▶ **Dataset records on visual material**
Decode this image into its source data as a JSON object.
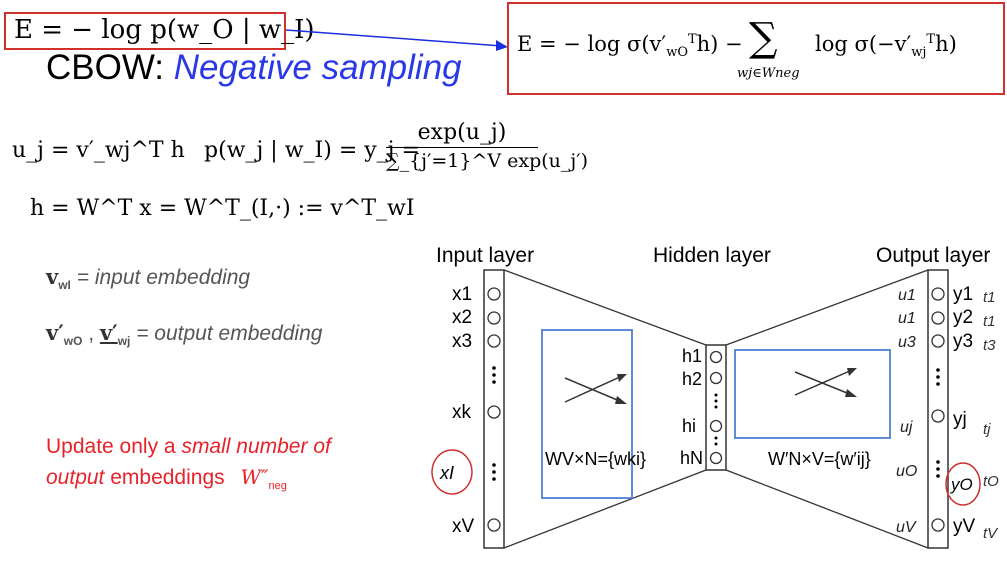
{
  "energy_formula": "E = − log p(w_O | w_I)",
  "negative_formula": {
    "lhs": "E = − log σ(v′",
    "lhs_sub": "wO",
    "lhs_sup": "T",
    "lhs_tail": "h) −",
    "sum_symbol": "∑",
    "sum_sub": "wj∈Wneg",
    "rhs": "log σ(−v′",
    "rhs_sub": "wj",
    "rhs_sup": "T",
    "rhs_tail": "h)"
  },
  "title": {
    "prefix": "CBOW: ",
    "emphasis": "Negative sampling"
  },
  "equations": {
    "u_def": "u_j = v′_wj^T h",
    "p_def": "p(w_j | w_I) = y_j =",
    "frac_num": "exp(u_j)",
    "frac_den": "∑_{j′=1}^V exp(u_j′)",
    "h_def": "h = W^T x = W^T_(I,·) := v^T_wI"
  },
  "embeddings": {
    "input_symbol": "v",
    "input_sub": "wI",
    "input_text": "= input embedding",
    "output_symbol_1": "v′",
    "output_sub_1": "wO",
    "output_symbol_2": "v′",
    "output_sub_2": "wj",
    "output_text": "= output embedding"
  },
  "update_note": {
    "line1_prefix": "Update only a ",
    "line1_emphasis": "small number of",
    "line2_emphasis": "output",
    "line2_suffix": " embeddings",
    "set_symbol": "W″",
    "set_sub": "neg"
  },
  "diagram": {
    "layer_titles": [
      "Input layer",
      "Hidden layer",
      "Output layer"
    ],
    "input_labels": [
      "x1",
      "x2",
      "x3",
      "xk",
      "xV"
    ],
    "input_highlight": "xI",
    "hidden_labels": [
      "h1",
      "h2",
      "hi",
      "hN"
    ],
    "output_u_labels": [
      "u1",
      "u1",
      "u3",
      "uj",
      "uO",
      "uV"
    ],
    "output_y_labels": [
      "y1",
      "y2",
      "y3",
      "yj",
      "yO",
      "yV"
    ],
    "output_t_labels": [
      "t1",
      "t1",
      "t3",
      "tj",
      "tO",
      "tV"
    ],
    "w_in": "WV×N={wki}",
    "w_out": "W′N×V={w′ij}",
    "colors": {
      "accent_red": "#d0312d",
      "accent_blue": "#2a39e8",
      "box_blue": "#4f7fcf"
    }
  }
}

▶ **PROBLEM TO WORK ON**
In your copy, leave out the pictures and reproduce the material above exactly.

▶ **IN RESPONSE**
Decode this image into its source data as a JSON object.
{
  "energy_formula": "E = − log p(w_O | w_I)",
  "negative_formula": {
    "lhs": "E = − log σ(v′",
    "lhs_sub": "wO",
    "lhs_sup": "T",
    "lhs_tail": "h) −",
    "sum_symbol": "∑",
    "sum_sub": "wj∈Wneg",
    "rhs": "log σ(−v′",
    "rhs_sub": "wj",
    "rhs_sup": "T",
    "rhs_tail": "h)"
  },
  "title": {
    "prefix": "CBOW: ",
    "emphasis": "Negative sampling"
  },
  "equations": {
    "u_def": "u_j = v′_wj^T h",
    "p_def": "p(w_j | w_I) = y_j =",
    "frac_num": "exp(u_j)",
    "frac_den": "∑_{j′=1}^V exp(u_j′)",
    "h_def": "h = W^T x = W^T_(I,·) := v^T_wI"
  },
  "embeddings": {
    "input_symbol": "v",
    "input_sub": "wI",
    "input_text": "= input embedding",
    "output_symbol_1": "v′",
    "output_sub_1": "wO",
    "output_symbol_2": "v′",
    "output_sub_2": "wj",
    "output_text": "= output embedding"
  },
  "update_note": {
    "line1_prefix": "Update only a ",
    "line1_emphasis": "small number of",
    "line2_emphasis": "output",
    "line2_suffix": " embeddings",
    "set_symbol": "W″",
    "set_sub": "neg"
  },
  "diagram": {
    "layer_titles": [
      "Input layer",
      "Hidden layer",
      "Output layer"
    ],
    "input_labels": [
      "x1",
      "x2",
      "x3",
      "xk",
      "xV"
    ],
    "input_highlight": "xI",
    "hidden_labels": [
      "h1",
      "h2",
      "hi",
      "hN"
    ],
    "output_u_labels": [
      "u1",
      "u1",
      "u3",
      "uj",
      "uO",
      "uV"
    ],
    "output_y_labels": [
      "y1",
      "y2",
      "y3",
      "yj",
      "yO",
      "yV"
    ],
    "output_t_labels": [
      "t1",
      "t1",
      "t3",
      "tj",
      "tO",
      "tV"
    ],
    "w_in": "WV×N={wki}",
    "w_out": "W′N×V={w′ij}",
    "colors": {
      "accent_red": "#d0312d",
      "accent_blue": "#2a39e8",
      "box_blue": "#4f7fcf"
    }
  }
}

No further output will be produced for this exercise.